GIVEN TASK: Return all entries precisely as they stand, without the images.

DATASET:

--------------------------------------------------

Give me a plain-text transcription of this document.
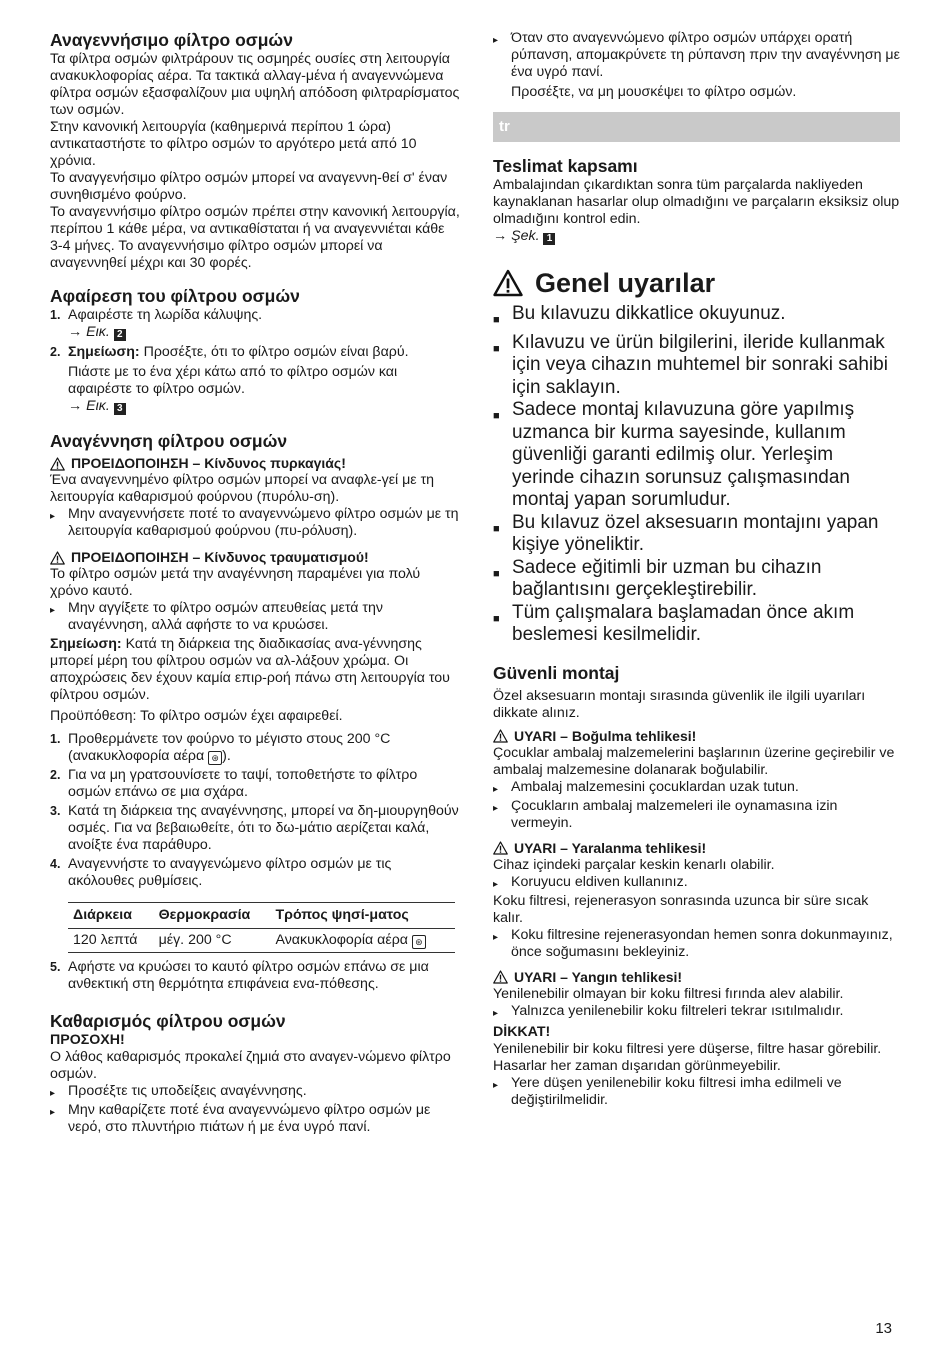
Αναγεννήσιμο φίλτρο οσμών

Τα φίλτρα οσμών φιλτράρουν τις οσμηρές ουσίες στη λειτουργία ανακυκλοφορίας αέρα. Τα τακτικά αλλαγ-μένα ή αναγεννώμενα φίλτρα οσμών εξασφαλίζουν μια υψηλή απόδοση φιλτραρίσματος των οσμών.

Στην κανονική λειτουργία (καθημερινά περίπου 1 ώρα) αντικαταστήστε το φίλτρο οσμών το αργότερο μετά από 10 χρόνια.

Το αναγγενήσιμο φίλτρο οσμών μπορεί να αναγεννη-θεί σ' έναν συνηθισμένο φούρνο.

Το αναγεννήσιμο φίλτρο οσμών πρέπει στην κανονική λειτουργία, περίπου 1 κάθε μέρα, να αντικαθίσταται ή να αναγεννιέται κάθε 3-4 μήνες. Το αναγεννήσιμο φίλτρο οσμών μπορεί να αναγεννηθεί μέχρι και 30 φορές.

Αφαίρεση του φίλτρου οσμών
1. Αφαιρέστε τη λωρίδα κάλυψης.
→ Εικ. 2
2. Σημείωση: Προσέξτε, ότι το φίλτρο οσμών είναι βαρύ.

Πιάστε με το ένα χέρι κάτω από το φίλτρο οσμών και αφαιρέστε το φίλτρο οσμών.
→ Εικ. 3

Αναγέννηση φίλτρου οσμών
ΠΡΟΕΙΔΟΠΟΙΗΣΗ – Κίνδυνος πυρκαγιάς!

Ένα αναγεννημένο φίλτρο οσμών μπορεί να αναφλε-γεί με τη λειτουργία καθαρισμού φούρνου (πυρόλυ-ση).

▸ Μην αναγεννήσετε ποτέ το αναγεννώμενο φίλτρο οσμών με τη λειτουργία καθαρισμού φούρνου (πυ-ρόλυση).
ΠΡΟΕΙΔΟΠΟΙΗΣΗ – Κίνδυνος τραυματισμού!

Το φίλτρο οσμών μετά την αναγέννηση παραμένει για πολύ χρόνο καυτό.

▸ Μην αγγίξετε το φίλτρο οσμών απευθείας μετά την αναγέννηση, αλλά αφήστε το να κρυώσει.

Σημείωση: Κατά τη διάρκεια της διαδικασίας ανα-γέννησης μπορεί μέρη του φίλτρου οσμών να αλ-λάξουν χρώμα. Οι αποχρώσεις δεν έχουν καμία επιρ-ροή πάνω στη λειτουργία του φίλτρου οσμών.

Προϋπόθεση: Το φίλτρο οσμών έχει αφαιρεθεί.

1. Προθερμάνετε τον φούρνο το μέγιστο στους 200 °C (ανακυκλοφορία αέρα ⊛ ).
2. Για να μη γρατσουνίσετε το ταψί, τοποθετήστε το φίλτρο οσμών επάνω σε μια σχάρα.
3. Κατά τη διάρκεια της αναγέννησης, μπορεί να δη-μιουργηθούν οσμές. Για να βεβαιωθείτε, ότι το δω-μάτιο αερίζεται καλά, ανοίξτε ένα παράθυρο.
4. Αναγεννήστε το αναγγενώμενο φίλτρο οσμών με τις ακόλουθες ρυθμίσεις.
Διάρκεια	Θερμοκρασία	Τρόπος ψησί-ματος
120 λεπτά	μέγ. 200 °C	Ανακυκλοφορία αέρα ⊛
5. Αφήστε να κρυώσει το καυτό φίλτρο οσμών επάνω σε μια ανθεκτική στη θερμότητα επιφάνεια ενα-πόθεσης.
Καθαρισμός φίλτρου οσμών

ΠΡΟΣΟΧΗ!

Ο λάθος καθαρισμός προκαλεί ζημιά στο αναγεν-νώμενο φίλτρο οσμών.

▸ Προσέξτε τις υποδείξεις αναγέννησης.
▸ Μην καθαρίζετε ποτέ ένα αναγεννώμενο φίλτρο οσμών με νερό, στο πλυντήριο πιάτων ή με ένα υγρό πανί.
▸ Όταν στο αναγεννώμενο φίλτρο οσμών υπάρχει ορατή ρύπανση, απομακρύνετε τη ρύπανση πριν την αναγέννηση με ένα υγρό πανί.

Προσέξτε, να μη μουσκέψει το φίλτρο οσμών.

tr
Teslimat kapsamı

Ambalajından çıkardıktan sonra tüm parçalarda nakliyeden kaynaklanan hasarlar olup olmadığını ve parçaların eksiksiz olup olmadığını kontrol edin.
→ Şek. 1

Genel uyarılar
■ Bu kılavuzu dikkatlice okuyunuz.
■ Kılavuzu ve ürün bilgilerini, ileride kullanmak için veya cihazın muhtemel bir sonraki sahibi için saklayın.
■ Sadece montaj kılavuzuna göre yapılmış uzmanca bir kurma sayesinde, kullanım güvenliği garanti edilmiş olur. Yerleşim yerinde cihazın sorunsuz çalışmasından montaj yapan sorumludur.
■ Bu kılavuz özel aksesuarın montajını yapan kişiye yöneliktir.
■ Sadece eğitimli bir uzman bu cihazın bağlantısını gerçekleştirebilir.
■ Tüm çalışmalara başlamadan önce akım beslemesi kesilmelidir.
Güvenli montaj

Özel aksesuarın montajı sırasında güvenlik ile ilgili uyarıları dikkate alınız.

UYARI – Boğulma tehlikesi!

Çocuklar ambalaj malzemelerini başlarının üzerine geçirebilir ve ambalaj malzemesine dolanarak boğulabilir.

▸ Ambalaj malzemesini çocuklardan uzak tutun.
▸ Çocukların ambalaj malzemeleri ile oynamasına izin vermeyin.
UYARI – Yaralanma tehlikesi!

Cihaz içindeki parçalar keskin kenarlı olabilir.

▸ Koruyucu eldiven kullanınız.

Koku filtresi, rejenerasyon sonrasında uzunca bir süre sıcak kalır.

▸ Koku filtresine rejenerasyondan hemen sonra dokunmayınız, önce soğumasını bekleyiniz.
UYARI – Yangın tehlikesi!

Yenilenebilir olmayan bir koku filtresi fırında alev alabilir.

▸ Yalnızca yenilenebilir koku filtreleri tekrar ısıtılmalıdır.

DİKKAT!

Yenilenebilir bir koku filtresi yere düşerse, filtre hasar görebilir. Hasarlar her zaman dışarıdan görünmeyebilir.

▸ Yere düşen yenilenebilir koku filtresi imha edilmeli ve değiştirilmelidir.
13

--------------------------------------------------

WRITTEN ANSWER:
Give me a plain-text transcription of this document.
Αναγεννήσιμο φίλτρο οσμών

Τα φίλτρα οσμών φιλτράρουν τις οσμηρές ουσίες στη λειτουργία ανακυκλοφορίας αέρα. Τα τακτικά αλλαγ-μένα ή αναγεννώμενα φίλτρα οσμών εξασφαλίζουν μια υψηλή απόδοση φιλτραρίσματος των οσμών.

Στην κανονική λειτουργία (καθημερινά περίπου 1 ώρα) αντικαταστήστε το φίλτρο οσμών το αργότερο μετά από 10 χρόνια.

Το αναγγενήσιμο φίλτρο οσμών μπορεί να αναγεννη-θεί σ' έναν συνηθισμένο φούρνο.

Το αναγεννήσιμο φίλτρο οσμών πρέπει στην κανονική λειτουργία, περίπου 1 κάθε μέρα, να αντικαθίσταται ή να αναγεννιέται κάθε 3-4 μήνες. Το αναγεννήσιμο φίλτρο οσμών μπορεί να αναγεννηθεί μέχρι και 30 φορές.

Αφαίρεση του φίλτρου οσμών
1. Αφαιρέστε τη λωρίδα κάλυψης.
→ Εικ. 2
2. Σημείωση: Προσέξτε, ότι το φίλτρο οσμών είναι βαρύ.

Πιάστε με το ένα χέρι κάτω από το φίλτρο οσμών και αφαιρέστε το φίλτρο οσμών.
→ Εικ. 3

Αναγέννηση φίλτρου οσμών
ΠΡΟΕΙΔΟΠΟΙΗΣΗ – Κίνδυνος πυρκαγιάς!

Ένα αναγεννημένο φίλτρο οσμών μπορεί να αναφλε-γεί με τη λειτουργία καθαρισμού φούρνου (πυρόλυ-ση).

▸ Μην αναγεννήσετε ποτέ το αναγεννώμενο φίλτρο οσμών με τη λειτουργία καθαρισμού φούρνου (πυ-ρόλυση).
ΠΡΟΕΙΔΟΠΟΙΗΣΗ – Κίνδυνος τραυματισμού!

Το φίλτρο οσμών μετά την αναγέννηση παραμένει για πολύ χρόνο καυτό.

▸ Μην αγγίξετε το φίλτρο οσμών απευθείας μετά την αναγέννηση, αλλά αφήστε το να κρυώσει.

Σημείωση: Κατά τη διάρκεια της διαδικασίας ανα-γέννησης μπορεί μέρη του φίλτρου οσμών να αλ-λάξουν χρώμα. Οι αποχρώσεις δεν έχουν καμία επιρ-ροή πάνω στη λειτουργία του φίλτρου οσμών.

Προϋπόθεση: Το φίλτρο οσμών έχει αφαιρεθεί.

1. Προθερμάνετε τον φούρνο το μέγιστο στους 200 °C (ανακυκλοφορία αέρα ⊛ ).
2. Για να μη γρατσουνίσετε το ταψί, τοποθετήστε το φίλτρο οσμών επάνω σε μια σχάρα.
3. Κατά τη διάρκεια της αναγέννησης, μπορεί να δη-μιουργηθούν οσμές. Για να βεβαιωθείτε, ότι το δω-μάτιο αερίζεται καλά, ανοίξτε ένα παράθυρο.
4. Αναγεννήστε το αναγγενώμενο φίλτρο οσμών με τις ακόλουθες ρυθμίσεις.
Διάρκεια	Θερμοκρασία	Τρόπος ψησί-ματος
120 λεπτά	μέγ. 200 °C	Ανακυκλοφορία αέρα ⊛
5. Αφήστε να κρυώσει το καυτό φίλτρο οσμών επάνω σε μια ανθεκτική στη θερμότητα επιφάνεια ενα-πόθεσης.
Καθαρισμός φίλτρου οσμών

ΠΡΟΣΟΧΗ!

Ο λάθος καθαρισμός προκαλεί ζημιά στο αναγεν-νώμενο φίλτρο οσμών.

▸ Προσέξτε τις υποδείξεις αναγέννησης.
▸ Μην καθαρίζετε ποτέ ένα αναγεννώμενο φίλτρο οσμών με νερό, στο πλυντήριο πιάτων ή με ένα υγρό πανί.
▸ Όταν στο αναγεννώμενο φίλτρο οσμών υπάρχει ορατή ρύπανση, απομακρύνετε τη ρύπανση πριν την αναγέννηση με ένα υγρό πανί.

Προσέξτε, να μη μουσκέψει το φίλτρο οσμών.

tr
Teslimat kapsamı

Ambalajından çıkardıktan sonra tüm parçalarda nakliyeden kaynaklanan hasarlar olup olmadığını ve parçaların eksiksiz olup olmadığını kontrol edin.
→ Şek. 1

Genel uyarılar
■ Bu kılavuzu dikkatlice okuyunuz.
■ Kılavuzu ve ürün bilgilerini, ileride kullanmak için veya cihazın muhtemel bir sonraki sahibi için saklayın.
■ Sadece montaj kılavuzuna göre yapılmış uzmanca bir kurma sayesinde, kullanım güvenliği garanti edilmiş olur. Yerleşim yerinde cihazın sorunsuz çalışmasından montaj yapan sorumludur.
■ Bu kılavuz özel aksesuarın montajını yapan kişiye yöneliktir.
■ Sadece eğitimli bir uzman bu cihazın bağlantısını gerçekleştirebilir.
■ Tüm çalışmalara başlamadan önce akım beslemesi kesilmelidir.
Güvenli montaj

Özel aksesuarın montajı sırasında güvenlik ile ilgili uyarıları dikkate alınız.

UYARI – Boğulma tehlikesi!

Çocuklar ambalaj malzemelerini başlarının üzerine geçirebilir ve ambalaj malzemesine dolanarak boğulabilir.

▸ Ambalaj malzemesini çocuklardan uzak tutun.
▸ Çocukların ambalaj malzemeleri ile oynamasına izin vermeyin.
UYARI – Yaralanma tehlikesi!

Cihaz içindeki parçalar keskin kenarlı olabilir.

▸ Koruyucu eldiven kullanınız.

Koku filtresi, rejenerasyon sonrasında uzunca bir süre sıcak kalır.

▸ Koku filtresine rejenerasyondan hemen sonra dokunmayınız, önce soğumasını bekleyiniz.
UYARI – Yangın tehlikesi!

Yenilenebilir olmayan bir koku filtresi fırında alev alabilir.

▸ Yalnızca yenilenebilir koku filtreleri tekrar ısıtılmalıdır.

DİKKAT!

Yenilenebilir bir koku filtresi yere düşerse, filtre hasar görebilir. Hasarlar her zaman dışarıdan görünmeyebilir.

▸ Yere düşen yenilenebilir koku filtresi imha edilmeli ve değiştirilmelidir.
13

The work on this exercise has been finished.